Short task
Output each entry below as it stands, leaving out every picture.

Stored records
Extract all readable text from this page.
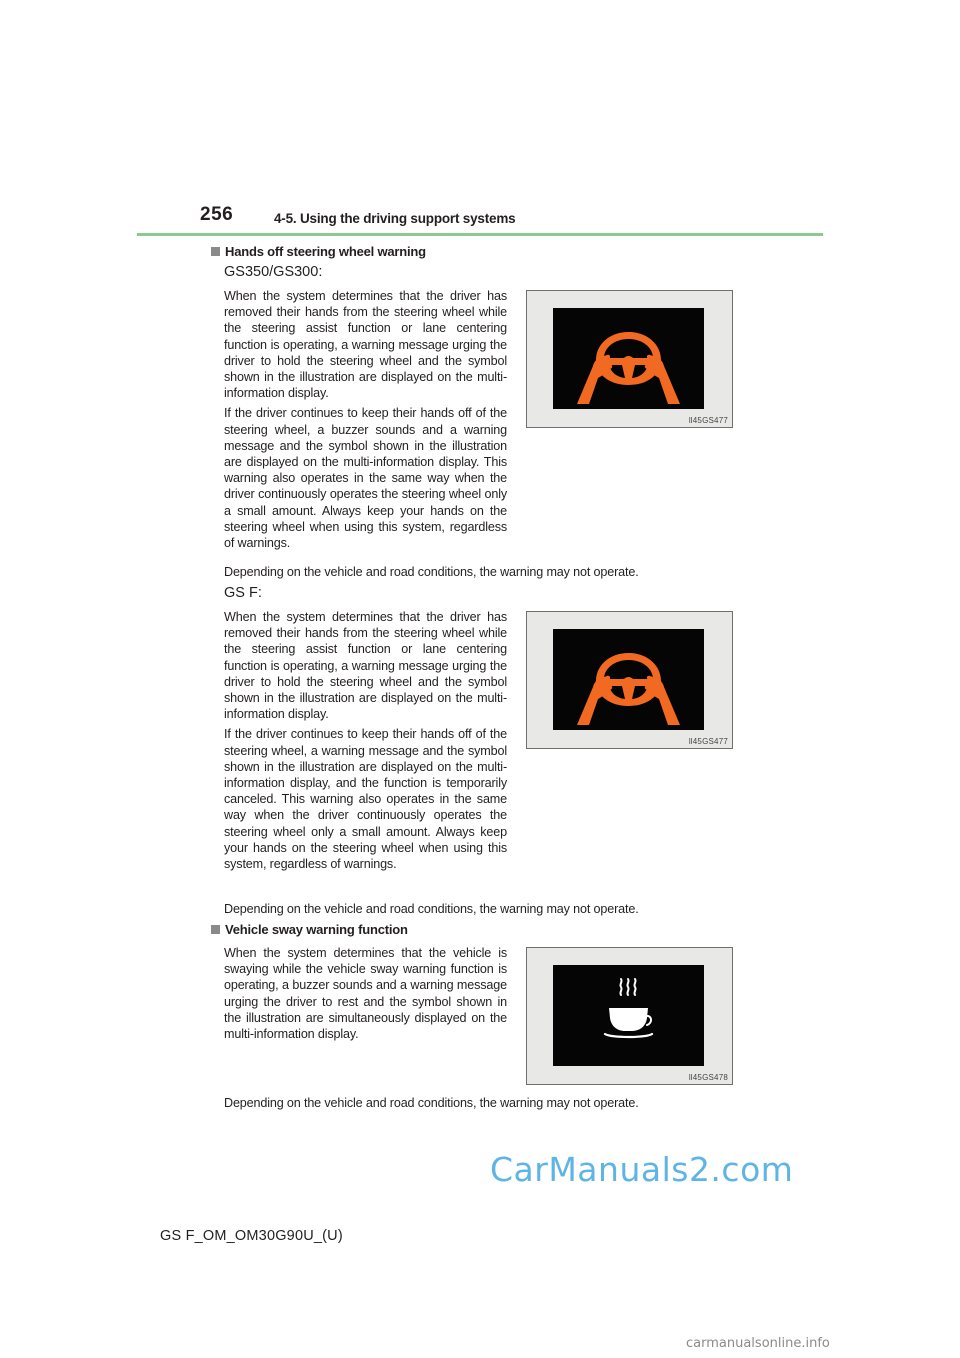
256	4-5. Using the driving support systems
Hands off steering wheel warning
GS350/GS300:

When the system determines that the driver has removed their hands from the steering wheel while the steering assist function or lane centering function is operating, a warning message urging the driver to hold the steering wheel and the symbol shown in the illustration are displayed on the multi-information display.

If the driver continues to keep their hands off of the steering wheel, a buzzer sounds and a warning message and the symbol shown in the illustration are displayed on the multi-information display. This warning also operates in the same way when the driver continuously operates the steering wheel only a small amount. Always keep your hands on the steering wheel when using this system, regardless of warnings.

ll45GS477
Depending on the vehicle and road conditions, the warning may not operate.
GS F:

When the system determines that the driver has removed their hands from the steering wheel while the steering assist function or lane centering function is operating, a warning message urging the driver to hold the steering wheel and the symbol shown in the illustration are displayed on the multi-information display.

If the driver continues to keep their hands off of the steering wheel, a warning message and the symbol shown in the illustration are displayed on the multi-information display, and the function is temporarily canceled. This warning also operates in the same way when the driver continuously operates the steering wheel only a small amount. Always keep your hands on the steering wheel when using this system, regardless of warnings.

ll45GS477
Depending on the vehicle and road conditions, the warning may not operate.
Vehicle sway warning function

When the system determines that the vehicle is swaying while the vehicle sway warning function is operating, a buzzer sounds and a warning message urging the driver to rest and the symbol shown in the illustration are simultaneously displayed on the multi-information display.

ll45GS478
Depending on the vehicle and road conditions, the warning may not operate.
CarManuals2.com
GS F_OM_OM30G90U_(U)
carmanualsonline.info
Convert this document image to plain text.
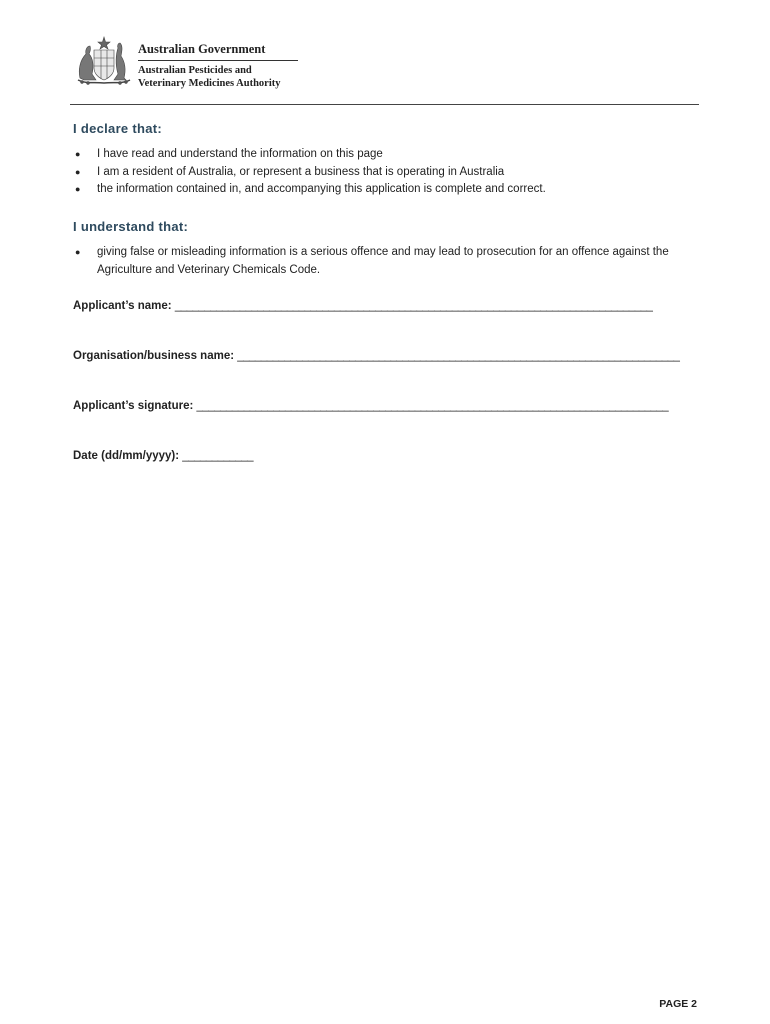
Australian Government
Australian Pesticides and
Veterinary Medicines Authority
I declare that:
● I have read and understand the information on this page
● I am a resident of Australia, or represent a business that is operating in Australia
● the information contained in, and accompanying this application is complete and correct.
I understand that:
● giving false or misleading information is a serious offence and may lead to prosecution for an offence against the Agriculture and Veterinary Chemicals Code.
Applicant’s name: _________________________________________________________________________________
Organisation/business name: ___________________________________________________________________________
Applicant’s signature: ________________________________________________________________________________
Date (dd/mm/yyyy): ____________
PAGE 2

Task result
Extract all readable text from this page.
256	4-5. Using the driving support systems
Hands off steering wheel warning
GS350/GS300:

When the system determines that the driver has removed their hands from the steering wheel while the steering assist function or lane centering function is operating, a warning message urging the driver to hold the steering wheel and the symbol shown in the illustration are displayed on the multi-information display.

If the driver continues to keep their hands off of the steering wheel, a buzzer sounds and a warning message and the symbol shown in the illustration are displayed on the multi-information display. This warning also operates in the same way when the driver continuously operates the steering wheel only a small amount. Always keep your hands on the steering wheel when using this system, regardless of warnings.

ll45GS477
Depending on the vehicle and road conditions, the warning may not operate.
GS F:

When the system determines that the driver has removed their hands from the steering wheel while the steering assist function or lane centering function is operating, a warning message urging the driver to hold the steering wheel and the symbol shown in the illustration are displayed on the multi-information display.

If the driver continues to keep their hands off of the steering wheel, a warning message and the symbol shown in the illustration are displayed on the multi-information display, and the function is temporarily canceled. This warning also operates in the same way when the driver continuously operates the steering wheel only a small amount. Always keep your hands on the steering wheel when using this system, regardless of warnings.

ll45GS477
Depending on the vehicle and road conditions, the warning may not operate.
Vehicle sway warning function

When the system determines that the vehicle is swaying while the vehicle sway warning function is operating, a buzzer sounds and a warning message urging the driver to rest and the symbol shown in the illustration are simultaneously displayed on the multi-information display.

ll45GS478
Depending on the vehicle and road conditions, the warning may not operate.
CarManuals2.com
GS F_OM_OM30G90U_(U)
carmanualsonline.info
Convert this document image to plain text.
Australian Government
Australian Pesticides and
Veterinary Medicines Authority
I declare that:
● I have read and understand the information on this page
● I am a resident of Australia, or represent a business that is operating in Australia
● the information contained in, and accompanying this application is complete and correct.
I understand that:
● giving false or misleading information is a serious offence and may lead to prosecution for an offence against the Agriculture and Veterinary Chemicals Code.
Applicant’s name: _________________________________________________________________________________
Organisation/business name: ___________________________________________________________________________
Applicant’s signature: ________________________________________________________________________________
Date (dd/mm/yyyy): ____________
PAGE 2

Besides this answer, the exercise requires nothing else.